> _Records for the task_:
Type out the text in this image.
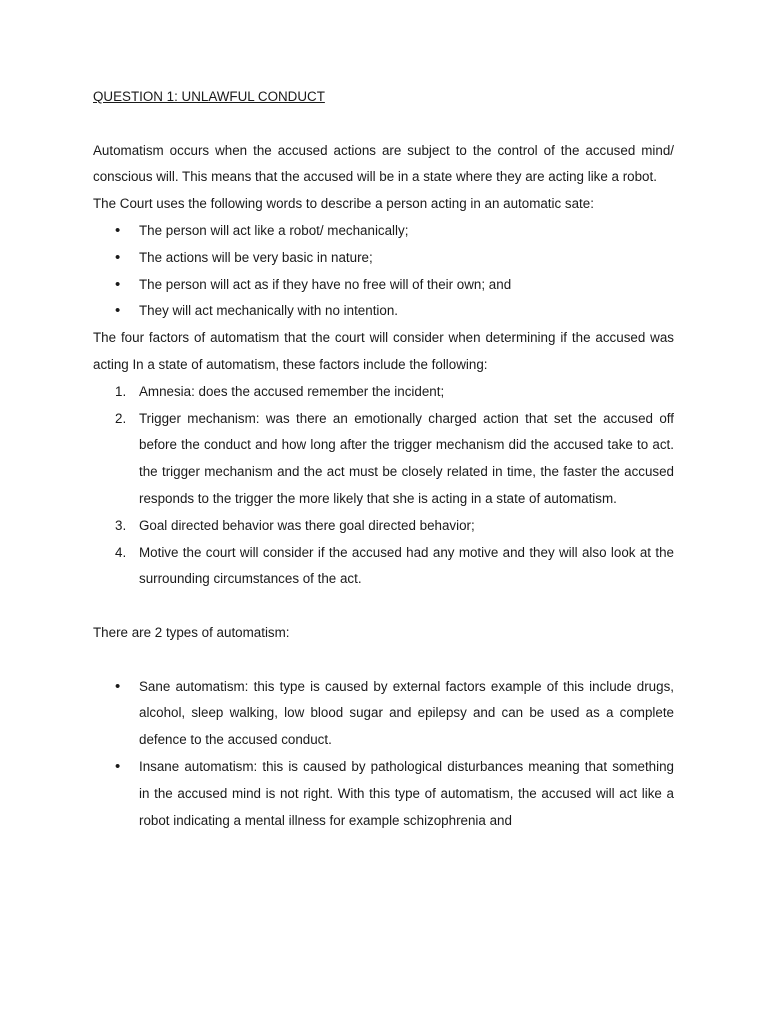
QUESTION 1: UNLAWFUL CONDUCT

Automatism occurs when the accused actions are subject to the control of the accused mind/ conscious will. This means that the accused will be in a state where they are acting like a robot.

The Court uses the following words to describe a person acting in an automatic sate:

• The person will act like a robot/ mechanically;
• The actions will be very basic in nature;
• The person will act as if they have no free will of their own; and
• They will act mechanically with no intention.

The four factors of automatism that the court will consider when determining if the accused was acting In a state of automatism, these factors include the following:

1. Amnesia: does the accused remember the incident;
2. Trigger mechanism: was there an emotionally charged action that set the accused off before the conduct and how long after the trigger mechanism did the accused take to act. the trigger mechanism and the act must be closely related in time, the faster the accused responds to the trigger the more likely that she is acting in a state of automatism.
3. Goal directed behavior was there goal directed behavior;
4. Motive the court will consider if the accused had any motive and they will also look at the surrounding circumstances of the act.

There are 2 types of automatism:

• Sane automatism: this type is caused by external factors example of this include drugs, alcohol, sleep walking, low blood sugar and epilepsy and can be used as a complete defence to the accused conduct.
• Insane automatism: this is caused by pathological disturbances meaning that something in the accused mind is not right. With this type of automatism, the accused will act like a robot indicating a mental illness for example schizophrenia and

> _Task goal_: Quote all the lines above exactly as given. Do not include the pictures.

> _Finished task_:
Type out the text in this image.
QUESTION 1: UNLAWFUL CONDUCT

Automatism occurs when the accused actions are subject to the control of the accused mind/ conscious will. This means that the accused will be in a state where they are acting like a robot.

The Court uses the following words to describe a person acting in an automatic sate:

• The person will act like a robot/ mechanically;
• The actions will be very basic in nature;
• The person will act as if they have no free will of their own; and
• They will act mechanically with no intention.

The four factors of automatism that the court will consider when determining if the accused was acting In a state of automatism, these factors include the following:

1. Amnesia: does the accused remember the incident;
2. Trigger mechanism: was there an emotionally charged action that set the accused off before the conduct and how long after the trigger mechanism did the accused take to act. the trigger mechanism and the act must be closely related in time, the faster the accused responds to the trigger the more likely that she is acting in a state of automatism.
3. Goal directed behavior was there goal directed behavior;
4. Motive the court will consider if the accused had any motive and they will also look at the surrounding circumstances of the act.

There are 2 types of automatism:

• Sane automatism: this type is caused by external factors example of this include drugs, alcohol, sleep walking, low blood sugar and epilepsy and can be used as a complete defence to the accused conduct.
• Insane automatism: this is caused by pathological disturbances meaning that something in the accused mind is not right. With this type of automatism, the accused will act like a robot indicating a mental illness for example schizophrenia and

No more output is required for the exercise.